(INFORMATION GIVEN):
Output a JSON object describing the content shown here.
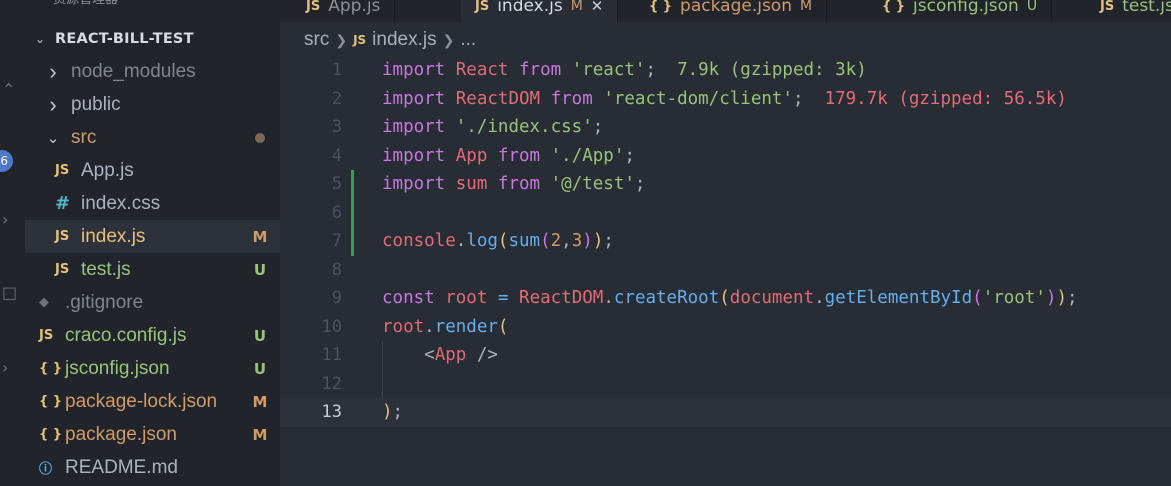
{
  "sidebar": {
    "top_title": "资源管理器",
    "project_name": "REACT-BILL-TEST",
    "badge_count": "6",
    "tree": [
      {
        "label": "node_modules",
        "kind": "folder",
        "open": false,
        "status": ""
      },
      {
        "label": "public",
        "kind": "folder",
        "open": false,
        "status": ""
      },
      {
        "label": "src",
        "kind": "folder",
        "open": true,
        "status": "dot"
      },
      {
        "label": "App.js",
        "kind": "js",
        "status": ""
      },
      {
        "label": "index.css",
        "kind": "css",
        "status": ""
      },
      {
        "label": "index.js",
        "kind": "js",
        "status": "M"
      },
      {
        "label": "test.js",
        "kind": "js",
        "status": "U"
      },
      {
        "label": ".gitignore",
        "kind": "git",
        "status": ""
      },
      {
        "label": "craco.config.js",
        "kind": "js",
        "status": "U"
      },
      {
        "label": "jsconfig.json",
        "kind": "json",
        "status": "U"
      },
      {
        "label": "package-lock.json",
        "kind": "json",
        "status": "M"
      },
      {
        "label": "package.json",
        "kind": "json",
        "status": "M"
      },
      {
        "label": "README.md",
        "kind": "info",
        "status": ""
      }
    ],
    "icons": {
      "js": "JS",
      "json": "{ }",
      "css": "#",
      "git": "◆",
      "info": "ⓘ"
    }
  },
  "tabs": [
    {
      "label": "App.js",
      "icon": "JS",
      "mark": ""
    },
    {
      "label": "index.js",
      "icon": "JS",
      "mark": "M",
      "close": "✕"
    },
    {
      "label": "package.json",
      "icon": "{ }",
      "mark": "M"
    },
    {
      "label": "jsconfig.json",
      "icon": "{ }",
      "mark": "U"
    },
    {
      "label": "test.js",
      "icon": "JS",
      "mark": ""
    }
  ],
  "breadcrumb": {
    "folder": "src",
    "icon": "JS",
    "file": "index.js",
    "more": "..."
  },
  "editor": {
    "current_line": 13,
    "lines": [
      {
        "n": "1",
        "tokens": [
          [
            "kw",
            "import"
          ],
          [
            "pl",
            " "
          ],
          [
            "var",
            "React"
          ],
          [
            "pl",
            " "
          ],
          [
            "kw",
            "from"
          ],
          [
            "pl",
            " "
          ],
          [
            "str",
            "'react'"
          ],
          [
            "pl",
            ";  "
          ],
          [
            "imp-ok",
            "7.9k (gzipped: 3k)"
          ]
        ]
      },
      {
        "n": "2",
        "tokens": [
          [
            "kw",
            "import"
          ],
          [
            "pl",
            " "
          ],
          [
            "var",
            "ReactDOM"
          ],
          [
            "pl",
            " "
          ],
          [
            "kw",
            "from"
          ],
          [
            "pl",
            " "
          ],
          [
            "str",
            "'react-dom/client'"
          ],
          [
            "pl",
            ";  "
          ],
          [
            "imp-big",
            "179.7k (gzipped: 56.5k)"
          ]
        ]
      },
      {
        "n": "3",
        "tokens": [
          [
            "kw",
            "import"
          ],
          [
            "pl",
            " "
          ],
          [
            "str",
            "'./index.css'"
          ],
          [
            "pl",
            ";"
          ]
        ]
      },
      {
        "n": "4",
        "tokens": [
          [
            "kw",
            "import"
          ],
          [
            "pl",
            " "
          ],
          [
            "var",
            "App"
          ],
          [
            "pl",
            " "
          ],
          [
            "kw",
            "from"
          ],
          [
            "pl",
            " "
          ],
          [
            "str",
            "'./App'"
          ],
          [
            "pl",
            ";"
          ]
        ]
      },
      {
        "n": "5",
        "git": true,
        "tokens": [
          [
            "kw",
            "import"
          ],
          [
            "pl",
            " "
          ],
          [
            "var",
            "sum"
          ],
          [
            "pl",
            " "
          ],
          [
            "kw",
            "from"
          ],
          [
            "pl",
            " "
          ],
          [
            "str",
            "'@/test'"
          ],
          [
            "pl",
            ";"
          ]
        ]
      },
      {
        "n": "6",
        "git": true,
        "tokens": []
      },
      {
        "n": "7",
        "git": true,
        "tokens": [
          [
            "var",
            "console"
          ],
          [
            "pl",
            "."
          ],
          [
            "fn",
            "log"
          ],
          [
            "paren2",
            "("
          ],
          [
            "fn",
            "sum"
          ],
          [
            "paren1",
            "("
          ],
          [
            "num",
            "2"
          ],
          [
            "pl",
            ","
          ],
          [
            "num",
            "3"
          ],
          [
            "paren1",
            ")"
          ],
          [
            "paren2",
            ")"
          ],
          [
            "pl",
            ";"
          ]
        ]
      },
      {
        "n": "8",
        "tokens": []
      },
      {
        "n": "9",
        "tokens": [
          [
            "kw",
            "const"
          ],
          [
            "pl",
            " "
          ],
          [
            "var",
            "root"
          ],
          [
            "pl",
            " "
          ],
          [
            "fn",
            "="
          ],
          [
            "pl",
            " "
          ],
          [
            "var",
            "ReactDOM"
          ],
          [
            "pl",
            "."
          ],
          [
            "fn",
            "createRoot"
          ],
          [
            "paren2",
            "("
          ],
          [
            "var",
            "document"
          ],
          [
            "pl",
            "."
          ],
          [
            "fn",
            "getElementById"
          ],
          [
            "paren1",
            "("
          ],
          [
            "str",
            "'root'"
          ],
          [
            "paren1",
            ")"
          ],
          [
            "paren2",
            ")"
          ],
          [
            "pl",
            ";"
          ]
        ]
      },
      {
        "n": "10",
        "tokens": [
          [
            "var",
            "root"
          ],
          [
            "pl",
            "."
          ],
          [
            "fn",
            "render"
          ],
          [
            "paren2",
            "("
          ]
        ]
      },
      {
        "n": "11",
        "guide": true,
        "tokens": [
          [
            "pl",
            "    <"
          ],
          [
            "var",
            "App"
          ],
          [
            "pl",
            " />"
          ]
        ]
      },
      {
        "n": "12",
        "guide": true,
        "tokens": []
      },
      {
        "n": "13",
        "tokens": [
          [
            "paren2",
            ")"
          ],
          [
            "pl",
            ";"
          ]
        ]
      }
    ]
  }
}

(THE PROBLEM):
Set down the complete material exactly, but do not include the images.

(TASK ANSWER):
Output a JSON object describing the content shown here.
{
  "sidebar": {
    "top_title": "资源管理器",
    "project_name": "REACT-BILL-TEST",
    "badge_count": "6",
    "tree": [
      {
        "label": "node_modules",
        "kind": "folder",
        "open": false,
        "status": ""
      },
      {
        "label": "public",
        "kind": "folder",
        "open": false,
        "status": ""
      },
      {
        "label": "src",
        "kind": "folder",
        "open": true,
        "status": "dot"
      },
      {
        "label": "App.js",
        "kind": "js",
        "status": ""
      },
      {
        "label": "index.css",
        "kind": "css",
        "status": ""
      },
      {
        "label": "index.js",
        "kind": "js",
        "status": "M"
      },
      {
        "label": "test.js",
        "kind": "js",
        "status": "U"
      },
      {
        "label": ".gitignore",
        "kind": "git",
        "status": ""
      },
      {
        "label": "craco.config.js",
        "kind": "js",
        "status": "U"
      },
      {
        "label": "jsconfig.json",
        "kind": "json",
        "status": "U"
      },
      {
        "label": "package-lock.json",
        "kind": "json",
        "status": "M"
      },
      {
        "label": "package.json",
        "kind": "json",
        "status": "M"
      },
      {
        "label": "README.md",
        "kind": "info",
        "status": ""
      }
    ],
    "icons": {
      "js": "JS",
      "json": "{ }",
      "css": "#",
      "git": "◆",
      "info": "ⓘ"
    }
  },
  "tabs": [
    {
      "label": "App.js",
      "icon": "JS",
      "mark": ""
    },
    {
      "label": "index.js",
      "icon": "JS",
      "mark": "M",
      "close": "✕"
    },
    {
      "label": "package.json",
      "icon": "{ }",
      "mark": "M"
    },
    {
      "label": "jsconfig.json",
      "icon": "{ }",
      "mark": "U"
    },
    {
      "label": "test.js",
      "icon": "JS",
      "mark": ""
    }
  ],
  "breadcrumb": {
    "folder": "src",
    "icon": "JS",
    "file": "index.js",
    "more": "..."
  },
  "editor": {
    "current_line": 13,
    "lines": [
      {
        "n": "1",
        "tokens": [
          [
            "kw",
            "import"
          ],
          [
            "pl",
            " "
          ],
          [
            "var",
            "React"
          ],
          [
            "pl",
            " "
          ],
          [
            "kw",
            "from"
          ],
          [
            "pl",
            " "
          ],
          [
            "str",
            "'react'"
          ],
          [
            "pl",
            ";  "
          ],
          [
            "imp-ok",
            "7.9k (gzipped: 3k)"
          ]
        ]
      },
      {
        "n": "2",
        "tokens": [
          [
            "kw",
            "import"
          ],
          [
            "pl",
            " "
          ],
          [
            "var",
            "ReactDOM"
          ],
          [
            "pl",
            " "
          ],
          [
            "kw",
            "from"
          ],
          [
            "pl",
            " "
          ],
          [
            "str",
            "'react-dom/client'"
          ],
          [
            "pl",
            ";  "
          ],
          [
            "imp-big",
            "179.7k (gzipped: 56.5k)"
          ]
        ]
      },
      {
        "n": "3",
        "tokens": [
          [
            "kw",
            "import"
          ],
          [
            "pl",
            " "
          ],
          [
            "str",
            "'./index.css'"
          ],
          [
            "pl",
            ";"
          ]
        ]
      },
      {
        "n": "4",
        "tokens": [
          [
            "kw",
            "import"
          ],
          [
            "pl",
            " "
          ],
          [
            "var",
            "App"
          ],
          [
            "pl",
            " "
          ],
          [
            "kw",
            "from"
          ],
          [
            "pl",
            " "
          ],
          [
            "str",
            "'./App'"
          ],
          [
            "pl",
            ";"
          ]
        ]
      },
      {
        "n": "5",
        "git": true,
        "tokens": [
          [
            "kw",
            "import"
          ],
          [
            "pl",
            " "
          ],
          [
            "var",
            "sum"
          ],
          [
            "pl",
            " "
          ],
          [
            "kw",
            "from"
          ],
          [
            "pl",
            " "
          ],
          [
            "str",
            "'@/test'"
          ],
          [
            "pl",
            ";"
          ]
        ]
      },
      {
        "n": "6",
        "git": true,
        "tokens": []
      },
      {
        "n": "7",
        "git": true,
        "tokens": [
          [
            "var",
            "console"
          ],
          [
            "pl",
            "."
          ],
          [
            "fn",
            "log"
          ],
          [
            "paren2",
            "("
          ],
          [
            "fn",
            "sum"
          ],
          [
            "paren1",
            "("
          ],
          [
            "num",
            "2"
          ],
          [
            "pl",
            ","
          ],
          [
            "num",
            "3"
          ],
          [
            "paren1",
            ")"
          ],
          [
            "paren2",
            ")"
          ],
          [
            "pl",
            ";"
          ]
        ]
      },
      {
        "n": "8",
        "tokens": []
      },
      {
        "n": "9",
        "tokens": [
          [
            "kw",
            "const"
          ],
          [
            "pl",
            " "
          ],
          [
            "var",
            "root"
          ],
          [
            "pl",
            " "
          ],
          [
            "fn",
            "="
          ],
          [
            "pl",
            " "
          ],
          [
            "var",
            "ReactDOM"
          ],
          [
            "pl",
            "."
          ],
          [
            "fn",
            "createRoot"
          ],
          [
            "paren2",
            "("
          ],
          [
            "var",
            "document"
          ],
          [
            "pl",
            "."
          ],
          [
            "fn",
            "getElementById"
          ],
          [
            "paren1",
            "("
          ],
          [
            "str",
            "'root'"
          ],
          [
            "paren1",
            ")"
          ],
          [
            "paren2",
            ")"
          ],
          [
            "pl",
            ";"
          ]
        ]
      },
      {
        "n": "10",
        "tokens": [
          [
            "var",
            "root"
          ],
          [
            "pl",
            "."
          ],
          [
            "fn",
            "render"
          ],
          [
            "paren2",
            "("
          ]
        ]
      },
      {
        "n": "11",
        "guide": true,
        "tokens": [
          [
            "pl",
            "    <"
          ],
          [
            "var",
            "App"
          ],
          [
            "pl",
            " />"
          ]
        ]
      },
      {
        "n": "12",
        "guide": true,
        "tokens": []
      },
      {
        "n": "13",
        "tokens": [
          [
            "paren2",
            ")"
          ],
          [
            "pl",
            ";"
          ]
        ]
      }
    ]
  }
}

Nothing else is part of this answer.